例えば急(緊急の、大切な、の意味の形容詞)を転用すると  「人(之)所急」(人の急にするところ)という言い方で「人が(それに対して)大切と 思っているところのもの」という意味を表すことができる。
この関係で、「~の | る所」(漢文:「~所凝」または「~之所凝」)の「凝」もまた、特殊な[注-5] 他動詞として扱われていると見ることができると考えられる。そうなると、例外ルールを適用 する必要がないことになる。[注-6]

以上より、「清悠の気の凝る所」は、「『清悠の気』の停滞する場所」ではなく 「『清悠の気』が凝り固まってできたもの」を意味すると思われる。ここが重要な点である。

もちろん、どうしても例外ルールで解釈したいというのであれば、 限定的に認められなくもない。つまり、「氷が『水之所凝』である」というとき、 氷は水の凝り固まる場所、というと少しおかしいが、水の凝りかたまったところ、といえば 一応分からなくもない。
つまりここでの「ところ」とは、凝結物が存在する当該スポットを さすので、限りなく凝結物自体に近いのである。

要するに「~(之)所凝」というとき、それは~が凝結してできた凝結物(あるいは滞留物) を意味し、またはせいぜいその凝結物が存在するスポットをさすことになる。
凝結が起きる環境(例えば水蒸気の凝結でいえば、気温の関係で水蒸気が凝結して露になる状態が観察される場所)のように解すると誤りとなる。

第一解釈ではそのスポットを辰云珥素佐煩奈(女神の沐浴の地)自体と解した。
その場合は、凝結して生成したもの=女神の沐浴の地そのもの(全体)となる。

• 資料抜粋
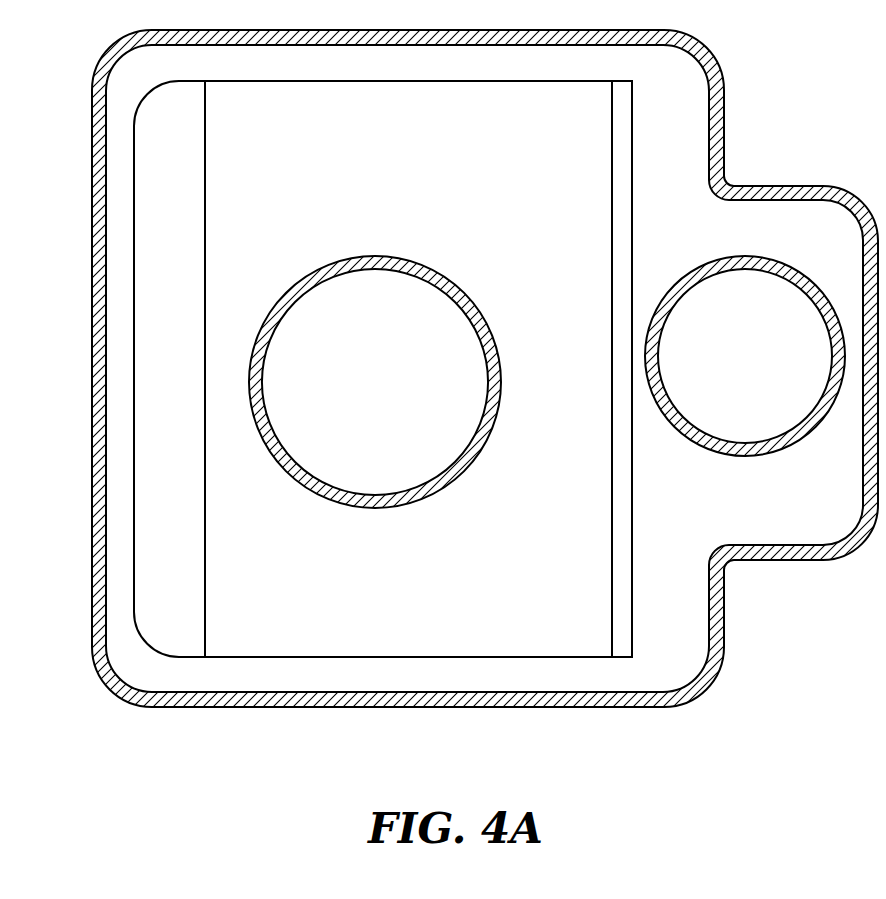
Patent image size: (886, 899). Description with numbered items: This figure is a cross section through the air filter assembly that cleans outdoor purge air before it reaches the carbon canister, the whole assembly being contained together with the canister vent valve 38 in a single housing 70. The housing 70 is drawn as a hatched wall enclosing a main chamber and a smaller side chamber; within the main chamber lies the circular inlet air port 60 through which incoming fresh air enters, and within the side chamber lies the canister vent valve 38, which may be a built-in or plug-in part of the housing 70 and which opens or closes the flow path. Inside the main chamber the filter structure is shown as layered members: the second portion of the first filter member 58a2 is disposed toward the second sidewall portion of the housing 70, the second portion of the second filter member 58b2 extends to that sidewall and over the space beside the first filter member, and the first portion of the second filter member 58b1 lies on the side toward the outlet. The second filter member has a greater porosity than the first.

The housing 70 is at (742, 58).
The second portion of the first filter member 58a2 is at (223, 532).
The second portion of the second filter member 58b2 is at (158, 242).
The first portion of the second filter member 58b1 is at (622, 208).
The inlet air port 60 is at (392, 394).
The canister vent valve 38 is at (758, 368).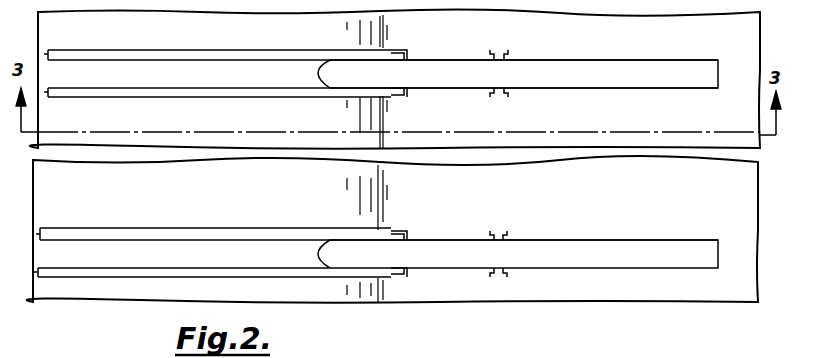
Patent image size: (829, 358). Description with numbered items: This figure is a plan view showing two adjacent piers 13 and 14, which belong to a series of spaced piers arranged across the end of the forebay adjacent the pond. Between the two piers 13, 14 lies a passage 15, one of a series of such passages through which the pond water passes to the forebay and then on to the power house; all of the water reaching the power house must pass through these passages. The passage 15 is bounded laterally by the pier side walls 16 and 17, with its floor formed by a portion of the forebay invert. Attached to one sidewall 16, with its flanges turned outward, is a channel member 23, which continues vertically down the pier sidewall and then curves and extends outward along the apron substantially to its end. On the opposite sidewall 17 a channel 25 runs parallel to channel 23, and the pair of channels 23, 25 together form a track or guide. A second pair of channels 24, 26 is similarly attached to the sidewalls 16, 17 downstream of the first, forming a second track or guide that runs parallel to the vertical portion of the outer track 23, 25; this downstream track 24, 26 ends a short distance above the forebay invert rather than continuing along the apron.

• 課題
「所凝」の解釈を論じた出典の文章を、最後の文の後から続けて書いてください。 資料は出典の文章とは関係がありません。

• 回答
しかし、浜名説にこだわらなければ別解釈(第二解釈)がありうる。

○清悠の気の凝結からスサナミコが受胎した

この第二解釈では、「清悠の気の凝結」の直後に「主語」として「日孫」がある点を重視し、 両者に密接な関係があると考える。

すると具体的には、次の2種類の解釈が考えられるのである。

まず、「清悠の気の凝る所」の後に「に」「より」を補って(漢文としてありうる語法)、 「"『清悠の気』が凝り固まってできたもの"において、受胎が発生した」 等と読む解釈が考えられる。
この場合胎児の発生の前段階として何かの凝結が起き、そこから 受胎が生じた(日孫が生まれた)ということになるだろう。

この場合凝結は、胎児そのものとはいえないにしてもそれに密接した、胎児の組成に必要不可欠な 何かということになるかと思われる。

さらに別の解釈として、

「『清悠の気』が凝り固まってできたもの=日孫(胎児)そのもの」 という解釈がありうる。
「『清悠の気』が凝り固まってできたものである、日孫が、(阿乃沄翅報云戞霊明 | あのうしふうかるめ の胎内に)宿った」 と読めるのである。
(詳しくは、細かいので注-7に示す)。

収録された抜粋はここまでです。